What is expected:
Among the entries, which lines carry the string "Bible"? Copy each of them.

Data supplied:
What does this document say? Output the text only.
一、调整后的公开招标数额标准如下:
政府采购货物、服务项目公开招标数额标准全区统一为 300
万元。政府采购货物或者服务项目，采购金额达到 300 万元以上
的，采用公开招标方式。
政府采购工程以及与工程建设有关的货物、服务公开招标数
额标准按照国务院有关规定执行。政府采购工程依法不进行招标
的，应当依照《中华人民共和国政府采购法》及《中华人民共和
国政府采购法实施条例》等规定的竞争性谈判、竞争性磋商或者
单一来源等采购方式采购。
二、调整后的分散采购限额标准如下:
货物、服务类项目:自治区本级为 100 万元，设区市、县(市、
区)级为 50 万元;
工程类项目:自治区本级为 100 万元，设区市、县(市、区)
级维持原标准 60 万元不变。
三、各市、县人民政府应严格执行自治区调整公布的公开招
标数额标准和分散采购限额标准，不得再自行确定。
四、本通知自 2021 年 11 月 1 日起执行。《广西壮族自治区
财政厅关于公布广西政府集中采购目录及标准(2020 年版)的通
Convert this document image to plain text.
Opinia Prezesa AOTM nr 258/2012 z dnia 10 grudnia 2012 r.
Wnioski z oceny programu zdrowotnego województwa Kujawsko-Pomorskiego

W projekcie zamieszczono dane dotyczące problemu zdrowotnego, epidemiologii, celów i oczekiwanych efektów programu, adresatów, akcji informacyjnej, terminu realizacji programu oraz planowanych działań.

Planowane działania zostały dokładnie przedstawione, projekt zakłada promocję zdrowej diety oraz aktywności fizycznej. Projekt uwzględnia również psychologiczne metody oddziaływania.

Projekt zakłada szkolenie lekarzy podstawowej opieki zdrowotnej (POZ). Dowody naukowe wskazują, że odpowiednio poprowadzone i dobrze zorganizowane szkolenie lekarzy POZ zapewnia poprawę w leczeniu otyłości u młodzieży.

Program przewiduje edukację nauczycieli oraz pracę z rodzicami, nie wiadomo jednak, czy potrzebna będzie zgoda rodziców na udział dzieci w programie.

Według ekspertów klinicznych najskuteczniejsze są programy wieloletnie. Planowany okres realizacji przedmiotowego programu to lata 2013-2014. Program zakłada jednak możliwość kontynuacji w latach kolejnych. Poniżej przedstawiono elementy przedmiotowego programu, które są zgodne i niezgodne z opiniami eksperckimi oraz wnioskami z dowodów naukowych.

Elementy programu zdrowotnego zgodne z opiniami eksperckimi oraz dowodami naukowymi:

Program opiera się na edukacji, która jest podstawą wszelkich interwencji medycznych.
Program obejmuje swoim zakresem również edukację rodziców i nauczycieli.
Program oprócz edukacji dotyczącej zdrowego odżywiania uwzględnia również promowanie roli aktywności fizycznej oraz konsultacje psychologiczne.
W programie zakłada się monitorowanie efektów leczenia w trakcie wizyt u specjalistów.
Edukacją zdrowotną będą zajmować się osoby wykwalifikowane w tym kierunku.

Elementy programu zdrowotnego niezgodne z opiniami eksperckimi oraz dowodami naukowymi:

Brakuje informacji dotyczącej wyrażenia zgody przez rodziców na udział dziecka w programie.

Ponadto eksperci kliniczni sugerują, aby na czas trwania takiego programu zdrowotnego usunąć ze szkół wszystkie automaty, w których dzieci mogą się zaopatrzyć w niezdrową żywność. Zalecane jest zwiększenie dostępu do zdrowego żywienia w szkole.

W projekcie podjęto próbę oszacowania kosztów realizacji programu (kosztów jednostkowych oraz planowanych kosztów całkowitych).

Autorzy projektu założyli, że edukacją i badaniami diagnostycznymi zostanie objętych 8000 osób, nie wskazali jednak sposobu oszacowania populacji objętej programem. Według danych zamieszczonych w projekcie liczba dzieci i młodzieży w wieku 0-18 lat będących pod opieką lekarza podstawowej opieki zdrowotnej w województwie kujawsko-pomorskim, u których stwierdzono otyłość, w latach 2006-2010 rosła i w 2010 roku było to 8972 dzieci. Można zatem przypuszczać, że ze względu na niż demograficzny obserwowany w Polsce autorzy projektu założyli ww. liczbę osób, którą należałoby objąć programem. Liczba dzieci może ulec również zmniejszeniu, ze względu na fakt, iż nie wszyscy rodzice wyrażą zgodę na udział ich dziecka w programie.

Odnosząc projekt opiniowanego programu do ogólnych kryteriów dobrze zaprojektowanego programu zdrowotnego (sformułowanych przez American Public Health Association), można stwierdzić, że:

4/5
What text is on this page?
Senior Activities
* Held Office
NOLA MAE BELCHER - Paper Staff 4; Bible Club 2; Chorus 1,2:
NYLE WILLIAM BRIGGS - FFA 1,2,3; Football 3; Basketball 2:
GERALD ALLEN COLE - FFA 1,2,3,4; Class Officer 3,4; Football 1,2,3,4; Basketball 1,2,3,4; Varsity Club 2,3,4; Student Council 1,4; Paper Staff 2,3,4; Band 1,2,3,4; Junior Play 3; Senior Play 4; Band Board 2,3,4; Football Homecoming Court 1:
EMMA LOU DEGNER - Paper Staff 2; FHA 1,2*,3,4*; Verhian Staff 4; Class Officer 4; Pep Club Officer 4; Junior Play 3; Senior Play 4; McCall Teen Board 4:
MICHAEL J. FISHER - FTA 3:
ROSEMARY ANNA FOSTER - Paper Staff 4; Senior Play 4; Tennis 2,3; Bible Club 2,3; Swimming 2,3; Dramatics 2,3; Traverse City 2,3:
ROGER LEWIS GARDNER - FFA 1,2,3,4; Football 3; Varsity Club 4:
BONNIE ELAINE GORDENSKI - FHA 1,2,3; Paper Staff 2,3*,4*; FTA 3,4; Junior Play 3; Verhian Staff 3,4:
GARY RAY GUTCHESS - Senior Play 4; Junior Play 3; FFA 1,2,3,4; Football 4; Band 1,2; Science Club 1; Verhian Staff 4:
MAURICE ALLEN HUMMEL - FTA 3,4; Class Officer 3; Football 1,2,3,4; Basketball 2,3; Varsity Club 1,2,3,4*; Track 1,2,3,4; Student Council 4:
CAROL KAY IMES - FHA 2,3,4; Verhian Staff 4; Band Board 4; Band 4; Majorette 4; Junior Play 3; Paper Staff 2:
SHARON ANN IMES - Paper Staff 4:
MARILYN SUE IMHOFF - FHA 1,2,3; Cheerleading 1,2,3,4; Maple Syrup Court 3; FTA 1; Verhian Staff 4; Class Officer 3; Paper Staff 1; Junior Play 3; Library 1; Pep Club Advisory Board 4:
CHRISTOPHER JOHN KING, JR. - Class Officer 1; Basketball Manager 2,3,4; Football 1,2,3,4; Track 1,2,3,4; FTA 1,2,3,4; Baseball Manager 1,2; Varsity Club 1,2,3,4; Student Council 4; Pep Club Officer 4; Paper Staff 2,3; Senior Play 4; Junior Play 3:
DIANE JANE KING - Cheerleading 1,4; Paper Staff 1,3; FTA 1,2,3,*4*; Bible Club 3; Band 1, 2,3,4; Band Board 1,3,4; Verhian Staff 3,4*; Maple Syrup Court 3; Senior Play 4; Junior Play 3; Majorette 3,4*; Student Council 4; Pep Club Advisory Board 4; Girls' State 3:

Final result:
NOLA MAE BELCHER - Paper Staff 4; Bible Club 2; Chorus 1,2:
ROSEMARY ANNA FOSTER - Paper Staff 4; Senior Play 4; Tennis 2,3; Bible Club 2,3; Swimming 2,3; Dramatics 2,3; Traverse City 2,3:
DIANE JANE KING - Cheerleading 1,4; Paper Staff 1,3; FTA 1,2,3,*4*; Bible Club 3; Band 1, 2,3,4; Band Board 1,3,4; Verhian Staff 3,4*; Maple Syrup Court 3; Senior Play 4; Junior Play 3; Majorette 3,4*; Student Council 4; Pep Club Advisory Board 4; Girls' State 3:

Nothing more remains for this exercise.